Listed entries:
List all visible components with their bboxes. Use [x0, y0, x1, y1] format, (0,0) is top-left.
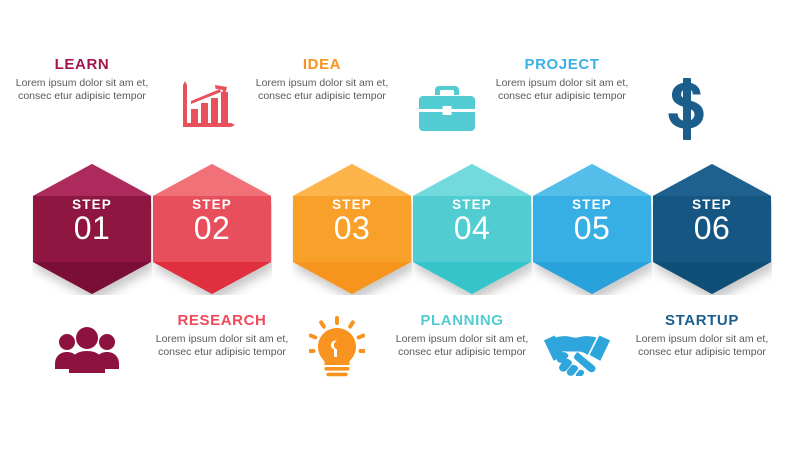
title-step-04: PLANNING [392, 312, 532, 329]
icon-box-step-06-top [652, 74, 722, 144]
handshake-icon [542, 330, 612, 376]
body-step-03: Lorem ipsum dolor sit am et, consec etur… [252, 77, 392, 102]
hexagon-shape-03[interactable] [292, 163, 412, 295]
lightbulb-icon [309, 316, 365, 378]
title-step-06: STARTUP [632, 312, 772, 329]
body-step-06: Lorem ipsum dolor sit am et, consec etur… [632, 333, 772, 358]
title-step-01: LEARN [12, 56, 152, 73]
icon-box-step-03-bottom [302, 312, 372, 382]
hexagon-shape-06[interactable] [652, 163, 772, 295]
icon-box-step-02-top [172, 74, 242, 144]
text-block-step-03: IDEA Lorem ipsum dolor sit am et, consec… [252, 56, 392, 102]
body-step-05: Lorem ipsum dolor sit am et, consec etur… [492, 77, 632, 102]
body-step-04: Lorem ipsum dolor sit am et, consec etur… [392, 333, 532, 358]
icon-box-step-04-top [412, 74, 482, 144]
hexagon-shape-05[interactable] [532, 163, 652, 295]
hexagon-step-04[interactable]: STEP 04 [412, 163, 532, 295]
text-block-step-04: PLANNING Lorem ipsum dolor sit am et, co… [392, 312, 532, 358]
body-step-02: Lorem ipsum dolor sit am et, consec etur… [152, 333, 292, 358]
hexagon-step-05[interactable]: STEP 05 [532, 163, 652, 295]
icon-box-step-05-bottom [542, 318, 612, 388]
hexagon-shape-04[interactable] [412, 163, 532, 295]
title-step-05: PROJECT [492, 56, 632, 73]
text-block-step-02: RESEARCH Lorem ipsum dolor sit am et, co… [152, 312, 292, 358]
hexagon-step-02[interactable]: STEP 02 [152, 163, 272, 295]
hexagon-shape-02[interactable] [152, 163, 272, 295]
briefcase-icon [418, 83, 476, 135]
icon-box-step-01-bottom [52, 315, 122, 385]
bar-chart-growth-icon [177, 81, 237, 137]
hexagon-step-03[interactable]: STEP 03 [292, 163, 412, 295]
text-block-step-01: LEARN Lorem ipsum dolor sit am et, conse… [12, 56, 152, 102]
hexagon-shape-01[interactable] [32, 163, 152, 295]
text-block-step-06: STARTUP Lorem ipsum dolor sit am et, con… [632, 312, 772, 358]
users-icon [55, 326, 119, 374]
title-step-02: RESEARCH [152, 312, 292, 329]
hexagon-step-01[interactable]: STEP 01 [32, 163, 152, 295]
text-block-step-05: PROJECT Lorem ipsum dolor sit am et, con… [492, 56, 632, 102]
body-step-01: Lorem ipsum dolor sit am et, consec etur… [12, 77, 152, 102]
dollar-sign-icon [665, 78, 709, 140]
infographic-canvas: LEARN Lorem ipsum dolor sit am et, conse… [0, 0, 800, 450]
hexagon-step-06[interactable]: STEP 06 [652, 163, 772, 295]
title-step-03: IDEA [252, 56, 392, 73]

Task statement:
Recast the material above as a Markdown table with the columns Row and Line, putting each line in its own numbered row and skipping blank lines. Leave the pictures out.

Solved exercise:
| Row | Line |
|---|---|
| 1 | List all visible components with their bboxes. Use [x0, y0, x1, y1] format, (0,0) is top-left. |
| 2 | title-step-04: PLANNING [392, 312, 532, 329] |
| 3 | icon-box-step-06-top [652, 74, 722, 144] |
| 4 | handshake-icon [542, 330, 612, 376] |
| 5 | body-step-03: Lorem ipsum dolor sit am et, consec etur… [252, 77, 392, 102] |
| 6 | hexagon-shape-03[interactable] [292, 163, 412, 295] |
| 7 | lightbulb-icon [309, 316, 365, 378] |
| 8 | title-step-06: STARTUP [632, 312, 772, 329] |
| 9 | body-step-06: Lorem ipsum dolor sit am et, consec etur… [632, 333, 772, 358] |
| 10 | title-step-01: LEARN [12, 56, 152, 73] |
| 11 | icon-box-step-03-bottom [302, 312, 372, 382] |
| 12 | hexagon-shape-06[interactable] [652, 163, 772, 295] |
| 13 | icon-box-step-02-top [172, 74, 242, 144] |
| 14 | text-block-step-03: IDEA Lorem ipsum dolor sit am et, consec… [252, 56, 392, 102] |
| 15 | body-step-05: Lorem ipsum dolor sit am et, consec etur… [492, 77, 632, 102] |
| 16 | body-step-04: Lorem ipsum dolor sit am et, consec etur… [392, 333, 532, 358] |
| 17 | icon-box-step-04-top [412, 74, 482, 144] |
| 18 | hexagon-shape-05[interactable] [532, 163, 652, 295] |
| 19 | hexagon-step-04[interactable]: STEP 04 [412, 163, 532, 295] |
| 20 | text-block-step-04: PLANNING Lorem ipsum dolor sit am et, co… [392, 312, 532, 358] |
| 21 | body-step-02: Lorem ipsum dolor sit am et, consec etur… [152, 333, 292, 358] |
| 22 | hexagon-step-05[interactable]: STEP 05 [532, 163, 652, 295] |
| 23 | icon-box-step-05-bottom [542, 318, 612, 388] |
| 24 | hexagon-shape-04[interactable] [412, 163, 532, 295] |
| 25 | title-step-05: PROJECT [492, 56, 632, 73] |
| 26 | text-block-step-02: RESEARCH Lorem ipsum dolor sit am et, co… [152, 312, 292, 358] |
| 27 | hexagon-step-02[interactable]: STEP 02 [152, 163, 272, 295] |
| 28 | hexagon-shape-02[interactable] [152, 163, 272, 295] |
| 29 | briefcase-icon [418, 83, 476, 135] |
| 30 | icon-box-step-01-bottom [52, 315, 122, 385] |
| 31 | bar-chart-growth-icon [177, 81, 237, 137] |
| 32 | hexagon-step-03[interactable]: STEP 03 [292, 163, 412, 295] |
| 33 | text-block-step-01: LEARN Lorem ipsum dolor sit am et, conse… [12, 56, 152, 102] |
| 34 | hexagon-shape-01[interactable] [32, 163, 152, 295] |
| 35 | text-block-step-06: STARTUP Lorem ipsum dolor sit am et, con… [632, 312, 772, 358] |
| 36 | users-icon [55, 326, 119, 374] |
| 37 | title-step-02: RESEARCH [152, 312, 292, 329] |
| 38 | hexagon-step-01[interactable]: STEP 01 [32, 163, 152, 295] |
| 39 | text-block-step-05: PROJECT Lorem ipsum dolor sit am et, con… [492, 56, 632, 102] |
| 40 | body-step-01: Lorem ipsum dolor sit am et, consec etur… [12, 77, 152, 102] |
| 41 | dollar-sign-icon [665, 78, 709, 140] |
| 42 | infographic-canvas: LEARN Lorem ipsum dolor sit am et, conse… [0, 0, 800, 450] |
| 43 | hexagon-step-06[interactable]: STEP 06 [652, 163, 772, 295] |
| 44 | title-step-03: IDEA [252, 56, 392, 73] |